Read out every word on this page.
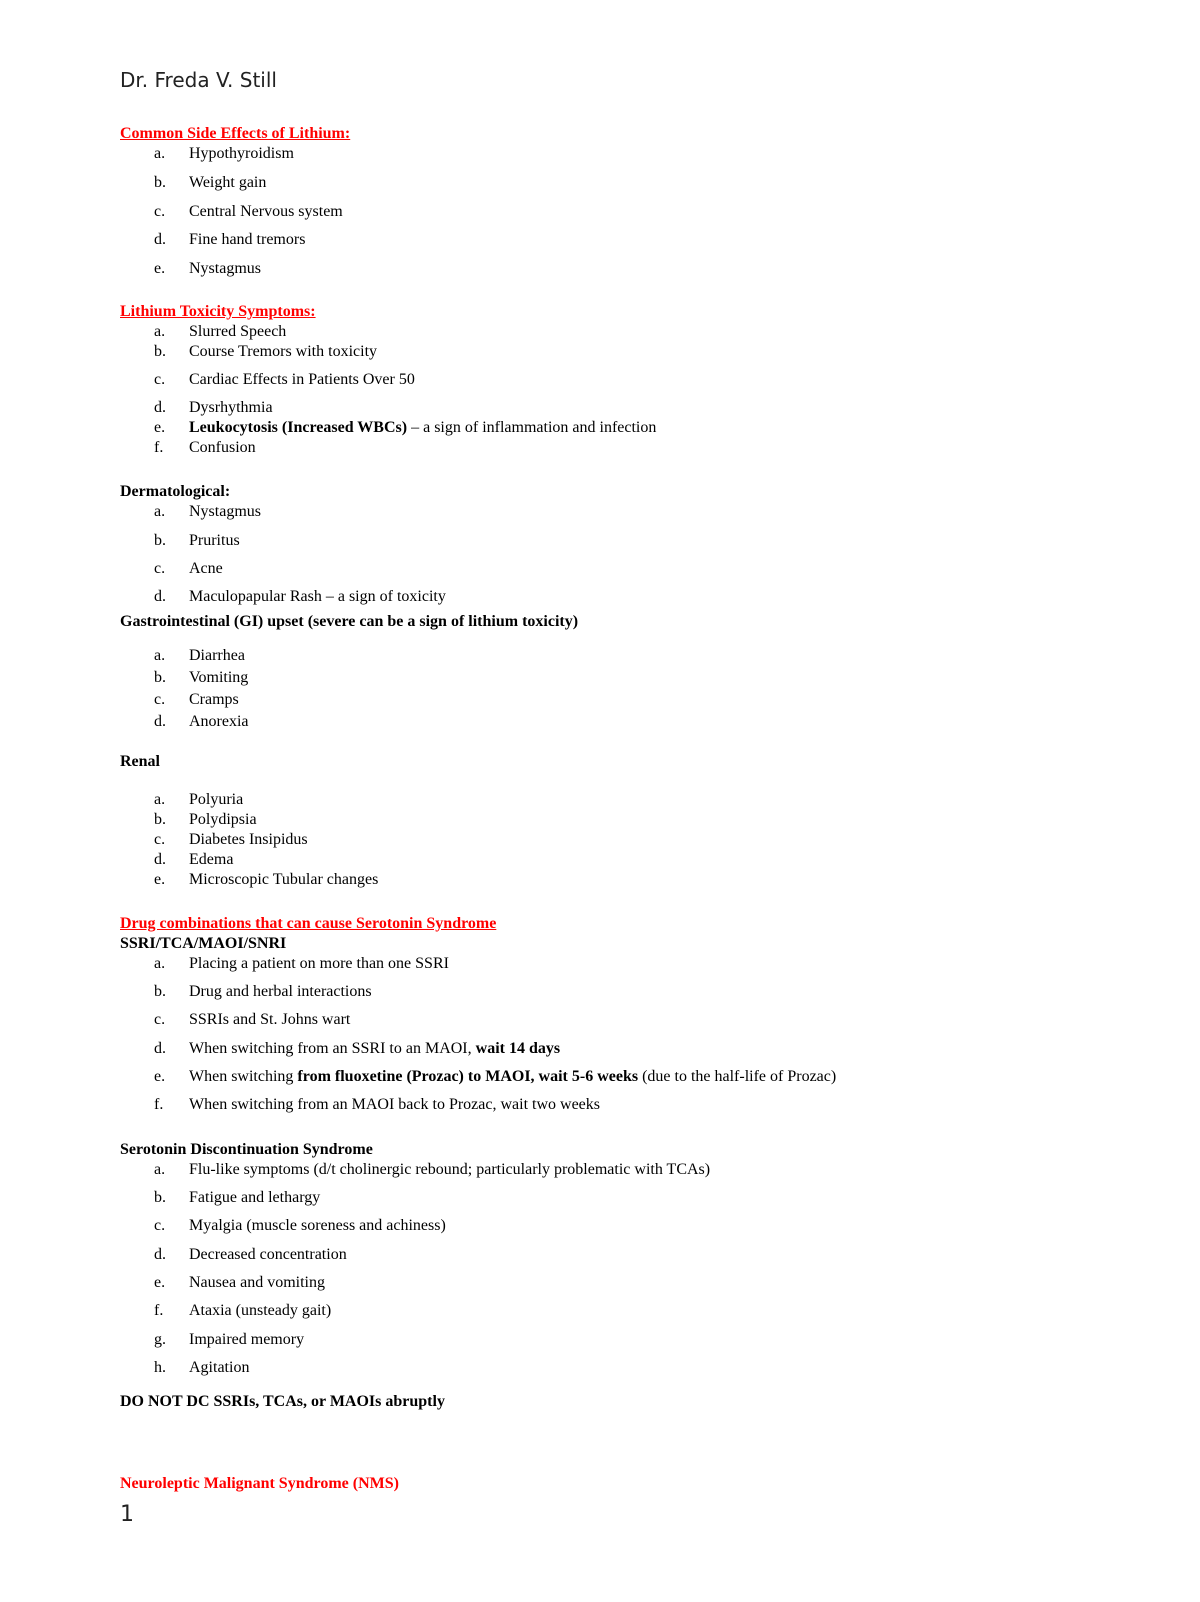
Dr. Freda V. Still
Common Side Effects of Lithium:
a.	Hypothyroidism
b.	Weight gain
c.	Central Nervous system
d.	Fine hand tremors
e.	Nystagmus
Lithium Toxicity Symptoms:
a.	Slurred Speech
b.	Course Tremors with toxicity
c.	Cardiac Effects in Patients Over 50
d.	Dysrhythmia
e.	Leukocytosis (Increased WBCs) – a sign of inflammation and infection
f.	Confusion
Dermatological:
a.	Nystagmus
b.	Pruritus
c.	Acne
d.	Maculopapular Rash – a sign of toxicity
Gastrointestinal (GI) upset (severe can be a sign of lithium toxicity)
a.	Diarrhea
b.	Vomiting
c.	Cramps
d.	Anorexia
Renal
a.	Polyuria
b.	Polydipsia
c.	Diabetes Insipidus
d.	Edema
e.	Microscopic Tubular changes
Drug combinations that can cause Serotonin Syndrome
SSRI/TCA/MAOI/SNRI
a.	Placing a patient on more than one SSRI
b.	Drug and herbal interactions
c.	SSRIs and St. Johns wart
d.	When switching from an SSRI to an MAOI, wait 14 days
e.	When switching from fluoxetine (Prozac) to MAOI, wait 5-6 weeks (due to the half-life of Prozac)
f.	When switching from an MAOI back to Prozac, wait two weeks
Serotonin Discontinuation Syndrome
a.	Flu-like symptoms (d/t cholinergic rebound; particularly problematic with TCAs)
b.	Fatigue and lethargy
c.	Myalgia (muscle soreness and achiness)
d.	Decreased concentration
e.	Nausea and vomiting
f.	Ataxia (unsteady gait)
g.	Impaired memory
h.	Agitation
DO NOT DC SSRIs, TCAs, or MAOIs abruptly
Neuroleptic Malignant Syndrome (NMS)
1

→ **EXERCISE**:
Every entry, exactly as written: transcribe it, passing over any pictures.

→ **COMPLETED EXERCISE**:
Read out every word on this page.
Dr. Freda V. Still
Common Side Effects of Lithium:
a.	Hypothyroidism
b.	Weight gain
c.	Central Nervous system
d.	Fine hand tremors
e.	Nystagmus
Lithium Toxicity Symptoms:
a.	Slurred Speech
b.	Course Tremors with toxicity
c.	Cardiac Effects in Patients Over 50
d.	Dysrhythmia
e.	Leukocytosis (Increased WBCs) – a sign of inflammation and infection
f.	Confusion
Dermatological:
a.	Nystagmus
b.	Pruritus
c.	Acne
d.	Maculopapular Rash – a sign of toxicity
Gastrointestinal (GI) upset (severe can be a sign of lithium toxicity)
a.	Diarrhea
b.	Vomiting
c.	Cramps
d.	Anorexia
Renal
a.	Polyuria
b.	Polydipsia
c.	Diabetes Insipidus
d.	Edema
e.	Microscopic Tubular changes
Drug combinations that can cause Serotonin Syndrome
SSRI/TCA/MAOI/SNRI
a.	Placing a patient on more than one SSRI
b.	Drug and herbal interactions
c.	SSRIs and St. Johns wart
d.	When switching from an SSRI to an MAOI, wait 14 days
e.	When switching from fluoxetine (Prozac) to MAOI, wait 5-6 weeks (due to the half-life of Prozac)
f.	When switching from an MAOI back to Prozac, wait two weeks
Serotonin Discontinuation Syndrome
a.	Flu-like symptoms (d/t cholinergic rebound; particularly problematic with TCAs)
b.	Fatigue and lethargy
c.	Myalgia (muscle soreness and achiness)
d.	Decreased concentration
e.	Nausea and vomiting
f.	Ataxia (unsteady gait)
g.	Impaired memory
h.	Agitation
DO NOT DC SSRIs, TCAs, or MAOIs abruptly
Neuroleptic Malignant Syndrome (NMS)
1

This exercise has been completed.